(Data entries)
#####
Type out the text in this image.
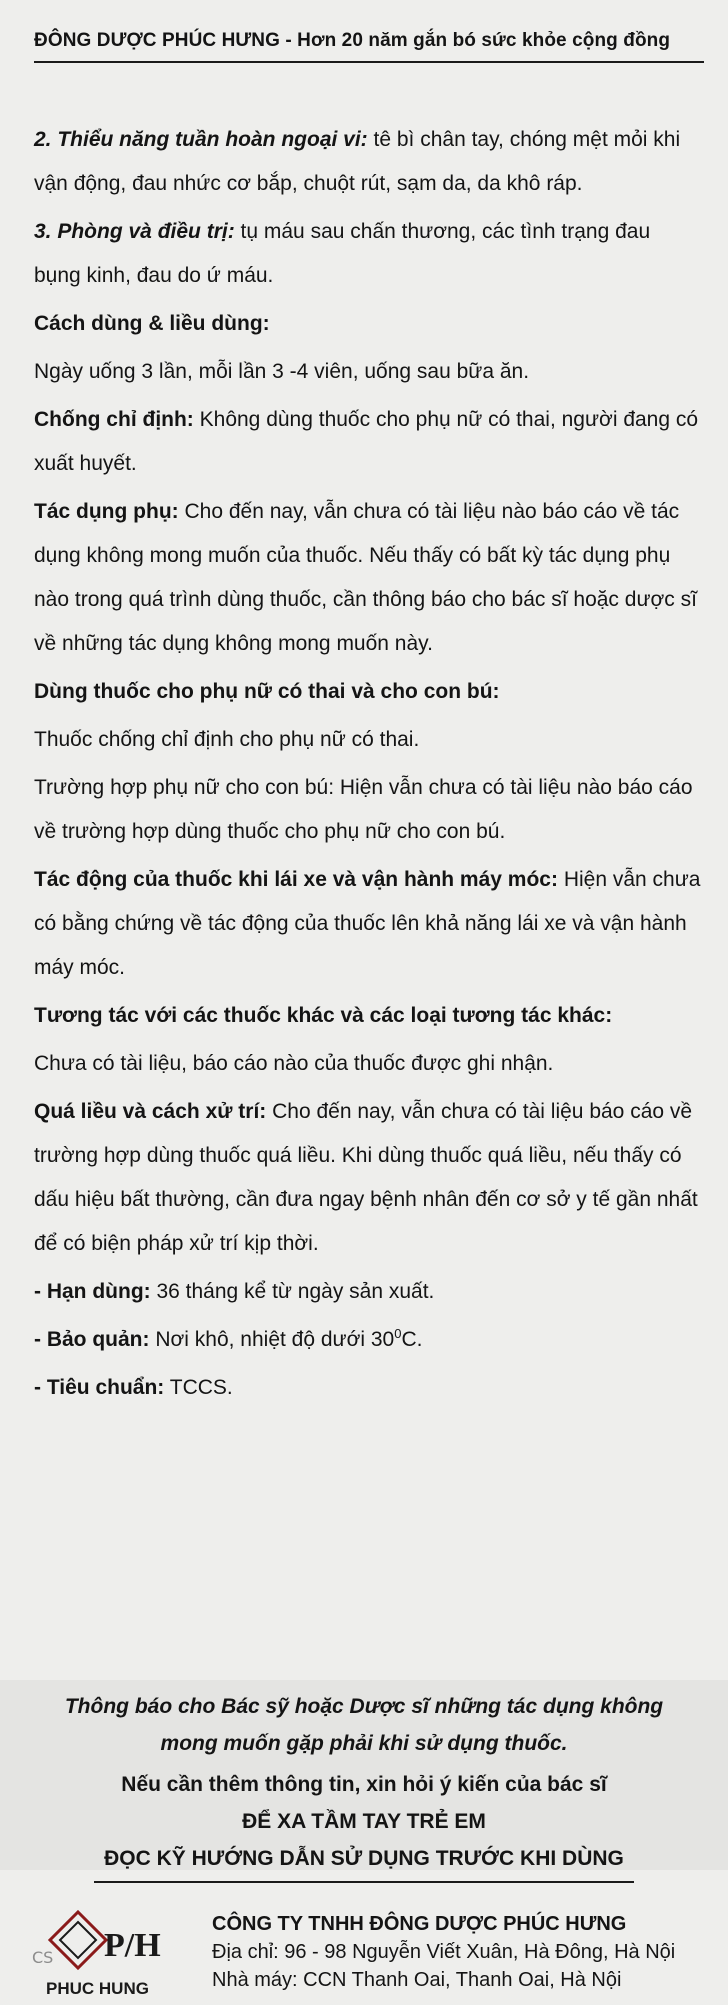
ĐÔNG DƯỢC PHÚC HƯNG - Hơn 20 năm gắn bó sức khỏe cộng đồng

2. Thiểu năng tuần hoàn ngoại vi: tê bì chân tay, chóng mệt mỏi khi vận động, đau nhức cơ bắp, chuột rút, sạm da, da khô ráp.

3. Phòng và điều trị: tụ máu sau chấn thương, các tình trạng đau bụng kinh, đau do ứ máu.

Cách dùng & liều dùng:

Ngày uống 3 lần, mỗi lần 3 -4 viên, uống sau bữa ăn.

Chống chỉ định: Không dùng thuốc cho phụ nữ có thai, người đang có xuất huyết.

Tác dụng phụ: Cho đến nay, vẫn chưa có tài liệu nào báo cáo về tác dụng không mong muốn của thuốc. Nếu thấy có bất kỳ tác dụng phụ nào trong quá trình dùng thuốc, cần thông báo cho bác sĩ hoặc dược sĩ về những tác dụng không mong muốn này.

Dùng thuốc cho phụ nữ có thai và cho con bú:

Thuốc chống chỉ định cho phụ nữ có thai.

Trường hợp phụ nữ cho con bú: Hiện vẫn chưa có tài liệu nào báo cáo về trường hợp dùng thuốc cho phụ nữ cho con bú.

Tác động của thuốc khi lái xe và vận hành máy móc: Hiện vẫn chưa có bằng chứng về tác động của thuốc lên khả năng lái xe và vận hành máy móc.

Tương tác với các thuốc khác và các loại tương tác khác:

Chưa có tài liệu, báo cáo nào của thuốc được ghi nhận.

Quá liều và cách xử trí: Cho đến nay, vẫn chưa có tài liệu báo cáo về trường hợp dùng thuốc quá liều. Khi dùng thuốc quá liều, nếu thấy có dấu hiệu bất thường, cần đưa ngay bệnh nhân đến cơ sở y tế gần nhất để có biện pháp xử trí kịp thời.

- Hạn dùng: 36 tháng kể từ ngày sản xuất.

- Bảo quản: Nơi khô, nhiệt độ dưới $30^0C$.

- Tiêu chuẩn: TCCS.

Thông báo cho Bác sỹ hoặc Dược sĩ những tác dụng không
mong muốn gặp phải khi sử dụng thuốc.
Nếu cần thêm thông tin, xin hỏi ý kiến của bác sĩ
ĐỂ XA TẦM TAY TRẺ EM
ĐỌC KỸ HƯỚNG DẪN SỬ DỤNG TRƯỚC KHI DÙNG
P/H
PHUC HUNG
CS
CÔNG TY TNHH ĐÔNG DƯỢC PHÚC HƯNG
Địa chỉ: 96 - 98 Nguyễn Viết Xuân, Hà Đông, Hà Nội
Nhà máy: CCN Thanh Oai, Thanh Oai, Hà Nội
#####
#### What to work on
Retype the whole listing exactly and leave the pictures out.

#### Complete response
Type out the text in this image.
ĐÔNG DƯỢC PHÚC HƯNG - Hơn 20 năm gắn bó sức khỏe cộng đồng

2. Thiểu năng tuần hoàn ngoại vi: tê bì chân tay, chóng mệt mỏi khi vận động, đau nhức cơ bắp, chuột rút, sạm da, da khô ráp.

3. Phòng và điều trị: tụ máu sau chấn thương, các tình trạng đau bụng kinh, đau do ứ máu.

Cách dùng & liều dùng:

Ngày uống 3 lần, mỗi lần 3 -4 viên, uống sau bữa ăn.

Chống chỉ định: Không dùng thuốc cho phụ nữ có thai, người đang có xuất huyết.

Tác dụng phụ: Cho đến nay, vẫn chưa có tài liệu nào báo cáo về tác dụng không mong muốn của thuốc. Nếu thấy có bất kỳ tác dụng phụ nào trong quá trình dùng thuốc, cần thông báo cho bác sĩ hoặc dược sĩ về những tác dụng không mong muốn này.

Dùng thuốc cho phụ nữ có thai và cho con bú:

Thuốc chống chỉ định cho phụ nữ có thai.

Trường hợp phụ nữ cho con bú: Hiện vẫn chưa có tài liệu nào báo cáo về trường hợp dùng thuốc cho phụ nữ cho con bú.

Tác động của thuốc khi lái xe và vận hành máy móc: Hiện vẫn chưa có bằng chứng về tác động của thuốc lên khả năng lái xe và vận hành máy móc.

Tương tác với các thuốc khác và các loại tương tác khác:

Chưa có tài liệu, báo cáo nào của thuốc được ghi nhận.

Quá liều và cách xử trí: Cho đến nay, vẫn chưa có tài liệu báo cáo về trường hợp dùng thuốc quá liều. Khi dùng thuốc quá liều, nếu thấy có dấu hiệu bất thường, cần đưa ngay bệnh nhân đến cơ sở y tế gần nhất để có biện pháp xử trí kịp thời.

- Hạn dùng: 36 tháng kể từ ngày sản xuất.

- Bảo quản: Nơi khô, nhiệt độ dưới $30^0C$.

- Tiêu chuẩn: TCCS.

Thông báo cho Bác sỹ hoặc Dược sĩ những tác dụng không
mong muốn gặp phải khi sử dụng thuốc.
Nếu cần thêm thông tin, xin hỏi ý kiến của bác sĩ
ĐỂ XA TẦM TAY TRẺ EM
ĐỌC KỸ HƯỚNG DẪN SỬ DỤNG TRƯỚC KHI DÙNG
P/H
PHUC HUNG
CS
CÔNG TY TNHH ĐÔNG DƯỢC PHÚC HƯNG
Địa chỉ: 96 - 98 Nguyễn Viết Xuân, Hà Đông, Hà Nội
Nhà máy: CCN Thanh Oai, Thanh Oai, Hà Nội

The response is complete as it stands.